JOB →
Work out how many lines of the data hold the string "automatiquement", and reply with that number alone.
═════ EXCERPTED DATA
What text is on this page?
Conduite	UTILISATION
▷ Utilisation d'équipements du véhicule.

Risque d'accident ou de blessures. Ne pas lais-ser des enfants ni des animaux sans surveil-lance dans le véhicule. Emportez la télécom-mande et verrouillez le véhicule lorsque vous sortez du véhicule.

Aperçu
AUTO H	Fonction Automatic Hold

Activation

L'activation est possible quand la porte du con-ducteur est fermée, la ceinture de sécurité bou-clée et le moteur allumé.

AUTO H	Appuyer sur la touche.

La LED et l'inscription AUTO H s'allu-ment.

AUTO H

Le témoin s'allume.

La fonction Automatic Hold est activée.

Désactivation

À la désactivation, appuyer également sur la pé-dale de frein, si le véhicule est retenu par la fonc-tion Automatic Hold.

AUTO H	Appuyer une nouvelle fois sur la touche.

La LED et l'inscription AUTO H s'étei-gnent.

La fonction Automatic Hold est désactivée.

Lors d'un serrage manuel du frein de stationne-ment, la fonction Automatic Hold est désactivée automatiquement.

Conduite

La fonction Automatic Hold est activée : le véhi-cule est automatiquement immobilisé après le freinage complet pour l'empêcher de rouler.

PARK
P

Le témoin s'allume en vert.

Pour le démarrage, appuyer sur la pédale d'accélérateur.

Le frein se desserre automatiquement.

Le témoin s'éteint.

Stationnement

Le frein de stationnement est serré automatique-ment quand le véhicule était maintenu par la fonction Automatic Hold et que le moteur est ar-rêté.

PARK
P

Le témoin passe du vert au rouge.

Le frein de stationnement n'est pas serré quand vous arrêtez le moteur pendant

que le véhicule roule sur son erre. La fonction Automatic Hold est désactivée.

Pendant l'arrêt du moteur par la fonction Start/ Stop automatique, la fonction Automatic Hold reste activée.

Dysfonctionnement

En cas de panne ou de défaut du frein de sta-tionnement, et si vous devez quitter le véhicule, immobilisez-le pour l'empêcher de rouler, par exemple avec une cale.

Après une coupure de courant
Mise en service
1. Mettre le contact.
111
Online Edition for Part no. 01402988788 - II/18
══════════
═════ EXCERPTED DATA
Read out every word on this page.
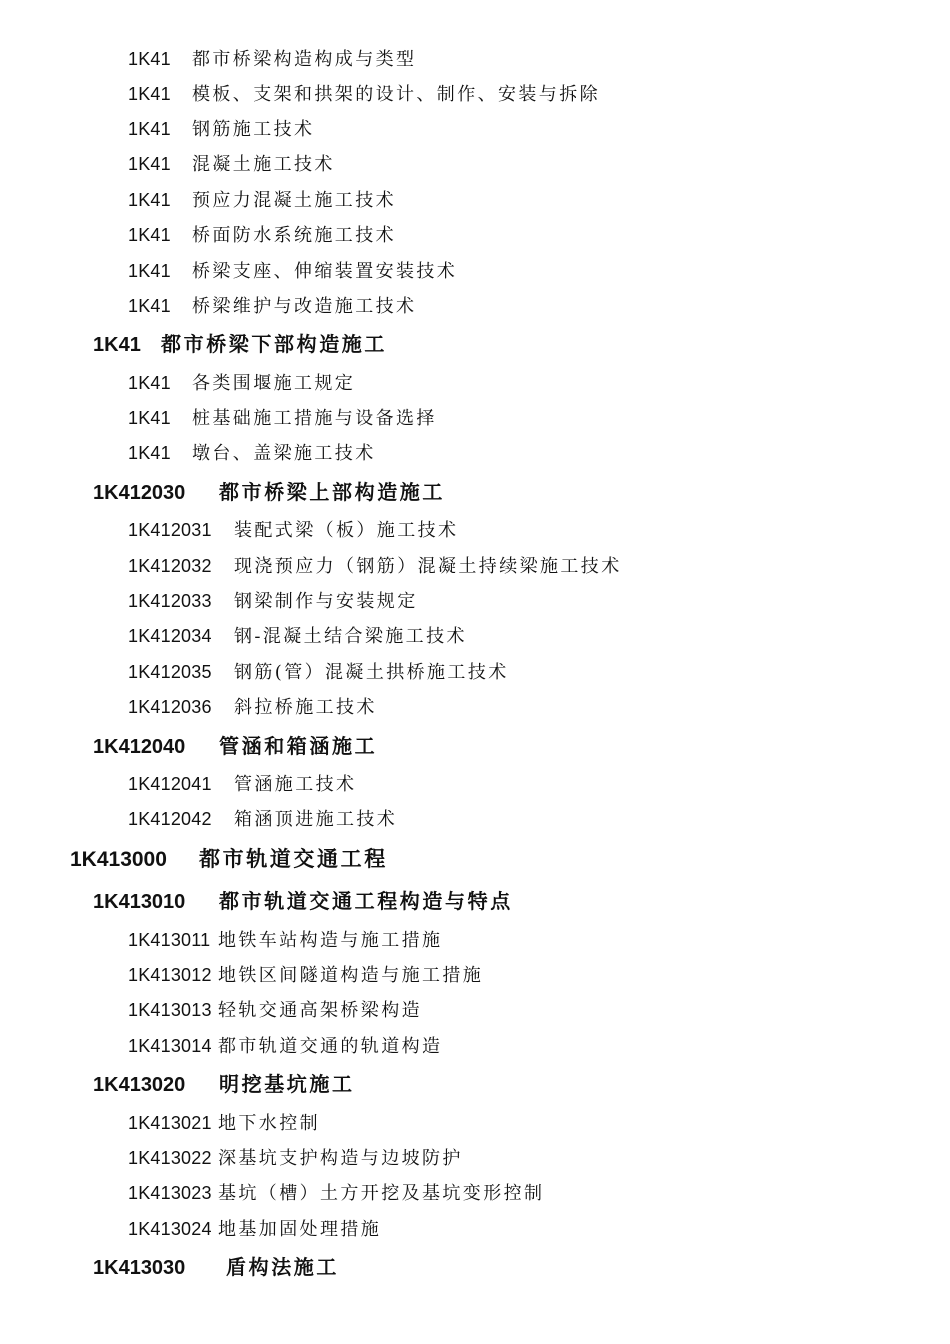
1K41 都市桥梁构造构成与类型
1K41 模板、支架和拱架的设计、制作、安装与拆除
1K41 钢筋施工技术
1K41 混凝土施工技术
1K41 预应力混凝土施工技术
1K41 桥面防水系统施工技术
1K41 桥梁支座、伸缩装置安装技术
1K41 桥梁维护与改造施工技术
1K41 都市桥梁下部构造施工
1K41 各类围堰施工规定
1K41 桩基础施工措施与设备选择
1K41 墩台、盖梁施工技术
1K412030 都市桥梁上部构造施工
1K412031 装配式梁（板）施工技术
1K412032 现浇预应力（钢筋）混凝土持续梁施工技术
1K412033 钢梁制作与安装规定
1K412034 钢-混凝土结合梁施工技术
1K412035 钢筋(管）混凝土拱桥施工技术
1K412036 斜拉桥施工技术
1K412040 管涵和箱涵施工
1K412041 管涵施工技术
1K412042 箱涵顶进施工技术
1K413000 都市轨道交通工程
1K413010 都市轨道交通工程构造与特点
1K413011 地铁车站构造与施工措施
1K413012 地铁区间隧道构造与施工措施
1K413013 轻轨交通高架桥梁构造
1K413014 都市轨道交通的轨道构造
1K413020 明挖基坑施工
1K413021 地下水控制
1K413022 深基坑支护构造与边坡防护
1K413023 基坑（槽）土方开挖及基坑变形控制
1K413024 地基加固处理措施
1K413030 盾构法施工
══════════
FULL SOLUTION →
3